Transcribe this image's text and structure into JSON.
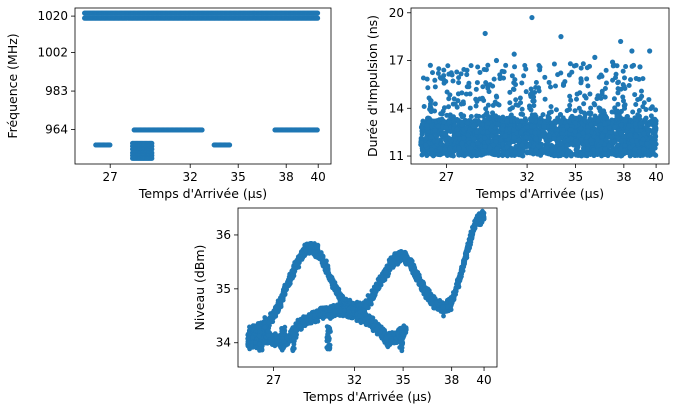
{
  "chart_data": [
    {
      "id": "frequency",
      "type": "scatter",
      "xlabel": "Temps d'Arrivée (µs)",
      "ylabel": "Fréquence (MHz)",
      "xticks": [
        27,
        32,
        35,
        38,
        40
      ],
      "yticks": [
        964,
        983,
        1002,
        1020
      ],
      "xlim": [
        24.8,
        40.8
      ],
      "ylim": [
        947,
        1024
      ],
      "color": "#1f77b4",
      "bands": [
        {
          "x_start": 25.4,
          "x_end": 40.0,
          "y": 1021.5,
          "step": 0.08
        },
        {
          "x_start": 25.4,
          "x_end": 40.0,
          "y": 1019.0,
          "step": 0.08
        },
        {
          "x_start": 28.5,
          "x_end": 32.8,
          "y": 963.8,
          "step": 0.08
        },
        {
          "x_start": 37.3,
          "x_end": 40.0,
          "y": 963.8,
          "step": 0.08
        },
        {
          "x_start": 26.1,
          "x_end": 27.0,
          "y": 956.4,
          "step": 0.08
        },
        {
          "x_start": 33.5,
          "x_end": 34.5,
          "y": 956.4,
          "step": 0.08
        },
        {
          "x_start": 28.4,
          "x_end": 29.6,
          "y": 957.2,
          "step": 0.08
        },
        {
          "x_start": 28.4,
          "x_end": 29.6,
          "y": 955.8,
          "step": 0.08
        },
        {
          "x_start": 28.4,
          "x_end": 29.6,
          "y": 954.3,
          "step": 0.08
        },
        {
          "x_start": 28.4,
          "x_end": 29.6,
          "y": 952.5,
          "step": 0.08
        },
        {
          "x_start": 28.4,
          "x_end": 29.6,
          "y": 951.2,
          "step": 0.08
        },
        {
          "x_start": 28.4,
          "x_end": 29.6,
          "y": 949.8,
          "step": 0.08
        }
      ]
    },
    {
      "id": "pulse-width",
      "type": "scatter",
      "xlabel": "Temps d'Arrivée (µs)",
      "ylabel": "Durée d'Impulsion (ns)",
      "xticks": [
        27,
        32,
        35,
        38,
        40
      ],
      "yticks": [
        11,
        14,
        17,
        20
      ],
      "xlim": [
        24.8,
        40.8
      ],
      "ylim": [
        10.5,
        20.3
      ],
      "color": "#1f77b4",
      "x_range": [
        25.4,
        40.0
      ],
      "dense_band": [
        11.0,
        13.2
      ],
      "tail_max": 16.8,
      "count": 2600,
      "outliers": [
        {
          "x": 32.3,
          "y": 19.7
        },
        {
          "x": 29.4,
          "y": 18.7
        },
        {
          "x": 34.1,
          "y": 18.5
        },
        {
          "x": 37.8,
          "y": 18.2
        },
        {
          "x": 38.5,
          "y": 17.6
        },
        {
          "x": 39.6,
          "y": 17.6
        },
        {
          "x": 36.2,
          "y": 17.2
        },
        {
          "x": 31.2,
          "y": 17.4
        },
        {
          "x": 30.1,
          "y": 17.0
        },
        {
          "x": 37.3,
          "y": 16.9
        },
        {
          "x": 26.0,
          "y": 16.7
        },
        {
          "x": 39.0,
          "y": 16.6
        }
      ]
    },
    {
      "id": "level",
      "type": "scatter",
      "xlabel": "Temps d'Arrivée (µs)",
      "ylabel": "Niveau (dBm)",
      "xticks": [
        27,
        32,
        35,
        38,
        40
      ],
      "yticks": [
        34,
        35,
        36
      ],
      "xlim": [
        24.8,
        40.8
      ],
      "ylim": [
        33.55,
        36.5
      ],
      "color": "#1f77b4",
      "spread": 0.1,
      "upper_curve": [
        {
          "x": 25.4,
          "y": 34.15
        },
        {
          "x": 26.0,
          "y": 34.25
        },
        {
          "x": 26.6,
          "y": 34.35
        },
        {
          "x": 27.2,
          "y": 34.6
        },
        {
          "x": 27.8,
          "y": 35.05
        },
        {
          "x": 28.4,
          "y": 35.45
        },
        {
          "x": 28.9,
          "y": 35.7
        },
        {
          "x": 29.3,
          "y": 35.78
        },
        {
          "x": 29.7,
          "y": 35.7
        },
        {
          "x": 30.2,
          "y": 35.45
        },
        {
          "x": 30.7,
          "y": 35.05
        },
        {
          "x": 31.2,
          "y": 34.8
        },
        {
          "x": 31.8,
          "y": 34.65
        },
        {
          "x": 32.4,
          "y": 34.62
        },
        {
          "x": 33.0,
          "y": 34.8
        },
        {
          "x": 33.5,
          "y": 35.1
        },
        {
          "x": 34.0,
          "y": 35.35
        },
        {
          "x": 34.5,
          "y": 35.55
        },
        {
          "x": 35.0,
          "y": 35.6
        },
        {
          "x": 35.5,
          "y": 35.45
        },
        {
          "x": 36.0,
          "y": 35.15
        },
        {
          "x": 36.5,
          "y": 34.9
        },
        {
          "x": 37.0,
          "y": 34.72
        },
        {
          "x": 37.5,
          "y": 34.62
        },
        {
          "x": 38.0,
          "y": 34.75
        },
        {
          "x": 38.5,
          "y": 35.2
        },
        {
          "x": 39.0,
          "y": 35.75
        },
        {
          "x": 39.5,
          "y": 36.25
        },
        {
          "x": 40.0,
          "y": 36.35
        }
      ],
      "lower_curve": [
        {
          "x": 25.4,
          "y": 34.0
        },
        {
          "x": 26.0,
          "y": 34.0
        },
        {
          "x": 26.6,
          "y": 34.1
        },
        {
          "x": 27.2,
          "y": 34.05
        },
        {
          "x": 27.5,
          "y": 34.0
        },
        {
          "x": 28.0,
          "y": 34.1
        },
        {
          "x": 28.5,
          "y": 34.3
        },
        {
          "x": 29.2,
          "y": 34.45
        },
        {
          "x": 30.0,
          "y": 34.55
        },
        {
          "x": 31.0,
          "y": 34.6
        },
        {
          "x": 32.0,
          "y": 34.55
        },
        {
          "x": 33.0,
          "y": 34.4
        },
        {
          "x": 33.5,
          "y": 34.25
        },
        {
          "x": 34.0,
          "y": 34.05
        },
        {
          "x": 34.5,
          "y": 34.1
        },
        {
          "x": 35.0,
          "y": 34.2
        },
        {
          "x": 35.2,
          "y": 34.25
        }
      ]
    }
  ]
}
────
AIM OF THE EXERCISE :: Return to the listing above and set it down exactly, leaving out its pictures.

ANSWER FOR THIS EXERCISE ::
Transcribe this image's text and structure into JSON.
{
  "chart_data": [
    {
      "id": "frequency",
      "type": "scatter",
      "xlabel": "Temps d'Arrivée (µs)",
      "ylabel": "Fréquence (MHz)",
      "xticks": [
        27,
        32,
        35,
        38,
        40
      ],
      "yticks": [
        964,
        983,
        1002,
        1020
      ],
      "xlim": [
        24.8,
        40.8
      ],
      "ylim": [
        947,
        1024
      ],
      "color": "#1f77b4",
      "bands": [
        {
          "x_start": 25.4,
          "x_end": 40.0,
          "y": 1021.5,
          "step": 0.08
        },
        {
          "x_start": 25.4,
          "x_end": 40.0,
          "y": 1019.0,
          "step": 0.08
        },
        {
          "x_start": 28.5,
          "x_end": 32.8,
          "y": 963.8,
          "step": 0.08
        },
        {
          "x_start": 37.3,
          "x_end": 40.0,
          "y": 963.8,
          "step": 0.08
        },
        {
          "x_start": 26.1,
          "x_end": 27.0,
          "y": 956.4,
          "step": 0.08
        },
        {
          "x_start": 33.5,
          "x_end": 34.5,
          "y": 956.4,
          "step": 0.08
        },
        {
          "x_start": 28.4,
          "x_end": 29.6,
          "y": 957.2,
          "step": 0.08
        },
        {
          "x_start": 28.4,
          "x_end": 29.6,
          "y": 955.8,
          "step": 0.08
        },
        {
          "x_start": 28.4,
          "x_end": 29.6,
          "y": 954.3,
          "step": 0.08
        },
        {
          "x_start": 28.4,
          "x_end": 29.6,
          "y": 952.5,
          "step": 0.08
        },
        {
          "x_start": 28.4,
          "x_end": 29.6,
          "y": 951.2,
          "step": 0.08
        },
        {
          "x_start": 28.4,
          "x_end": 29.6,
          "y": 949.8,
          "step": 0.08
        }
      ]
    },
    {
      "id": "pulse-width",
      "type": "scatter",
      "xlabel": "Temps d'Arrivée (µs)",
      "ylabel": "Durée d'Impulsion (ns)",
      "xticks": [
        27,
        32,
        35,
        38,
        40
      ],
      "yticks": [
        11,
        14,
        17,
        20
      ],
      "xlim": [
        24.8,
        40.8
      ],
      "ylim": [
        10.5,
        20.3
      ],
      "color": "#1f77b4",
      "x_range": [
        25.4,
        40.0
      ],
      "dense_band": [
        11.0,
        13.2
      ],
      "tail_max": 16.8,
      "count": 2600,
      "outliers": [
        {
          "x": 32.3,
          "y": 19.7
        },
        {
          "x": 29.4,
          "y": 18.7
        },
        {
          "x": 34.1,
          "y": 18.5
        },
        {
          "x": 37.8,
          "y": 18.2
        },
        {
          "x": 38.5,
          "y": 17.6
        },
        {
          "x": 39.6,
          "y": 17.6
        },
        {
          "x": 36.2,
          "y": 17.2
        },
        {
          "x": 31.2,
          "y": 17.4
        },
        {
          "x": 30.1,
          "y": 17.0
        },
        {
          "x": 37.3,
          "y": 16.9
        },
        {
          "x": 26.0,
          "y": 16.7
        },
        {
          "x": 39.0,
          "y": 16.6
        }
      ]
    },
    {
      "id": "level",
      "type": "scatter",
      "xlabel": "Temps d'Arrivée (µs)",
      "ylabel": "Niveau (dBm)",
      "xticks": [
        27,
        32,
        35,
        38,
        40
      ],
      "yticks": [
        34,
        35,
        36
      ],
      "xlim": [
        24.8,
        40.8
      ],
      "ylim": [
        33.55,
        36.5
      ],
      "color": "#1f77b4",
      "spread": 0.1,
      "upper_curve": [
        {
          "x": 25.4,
          "y": 34.15
        },
        {
          "x": 26.0,
          "y": 34.25
        },
        {
          "x": 26.6,
          "y": 34.35
        },
        {
          "x": 27.2,
          "y": 34.6
        },
        {
          "x": 27.8,
          "y": 35.05
        },
        {
          "x": 28.4,
          "y": 35.45
        },
        {
          "x": 28.9,
          "y": 35.7
        },
        {
          "x": 29.3,
          "y": 35.78
        },
        {
          "x": 29.7,
          "y": 35.7
        },
        {
          "x": 30.2,
          "y": 35.45
        },
        {
          "x": 30.7,
          "y": 35.05
        },
        {
          "x": 31.2,
          "y": 34.8
        },
        {
          "x": 31.8,
          "y": 34.65
        },
        {
          "x": 32.4,
          "y": 34.62
        },
        {
          "x": 33.0,
          "y": 34.8
        },
        {
          "x": 33.5,
          "y": 35.1
        },
        {
          "x": 34.0,
          "y": 35.35
        },
        {
          "x": 34.5,
          "y": 35.55
        },
        {
          "x": 35.0,
          "y": 35.6
        },
        {
          "x": 35.5,
          "y": 35.45
        },
        {
          "x": 36.0,
          "y": 35.15
        },
        {
          "x": 36.5,
          "y": 34.9
        },
        {
          "x": 37.0,
          "y": 34.72
        },
        {
          "x": 37.5,
          "y": 34.62
        },
        {
          "x": 38.0,
          "y": 34.75
        },
        {
          "x": 38.5,
          "y": 35.2
        },
        {
          "x": 39.0,
          "y": 35.75
        },
        {
          "x": 39.5,
          "y": 36.25
        },
        {
          "x": 40.0,
          "y": 36.35
        }
      ],
      "lower_curve": [
        {
          "x": 25.4,
          "y": 34.0
        },
        {
          "x": 26.0,
          "y": 34.0
        },
        {
          "x": 26.6,
          "y": 34.1
        },
        {
          "x": 27.2,
          "y": 34.05
        },
        {
          "x": 27.5,
          "y": 34.0
        },
        {
          "x": 28.0,
          "y": 34.1
        },
        {
          "x": 28.5,
          "y": 34.3
        },
        {
          "x": 29.2,
          "y": 34.45
        },
        {
          "x": 30.0,
          "y": 34.55
        },
        {
          "x": 31.0,
          "y": 34.6
        },
        {
          "x": 32.0,
          "y": 34.55
        },
        {
          "x": 33.0,
          "y": 34.4
        },
        {
          "x": 33.5,
          "y": 34.25
        },
        {
          "x": 34.0,
          "y": 34.05
        },
        {
          "x": 34.5,
          "y": 34.1
        },
        {
          "x": 35.0,
          "y": 34.2
        },
        {
          "x": 35.2,
          "y": 34.25
        }
      ]
    }
  ]
}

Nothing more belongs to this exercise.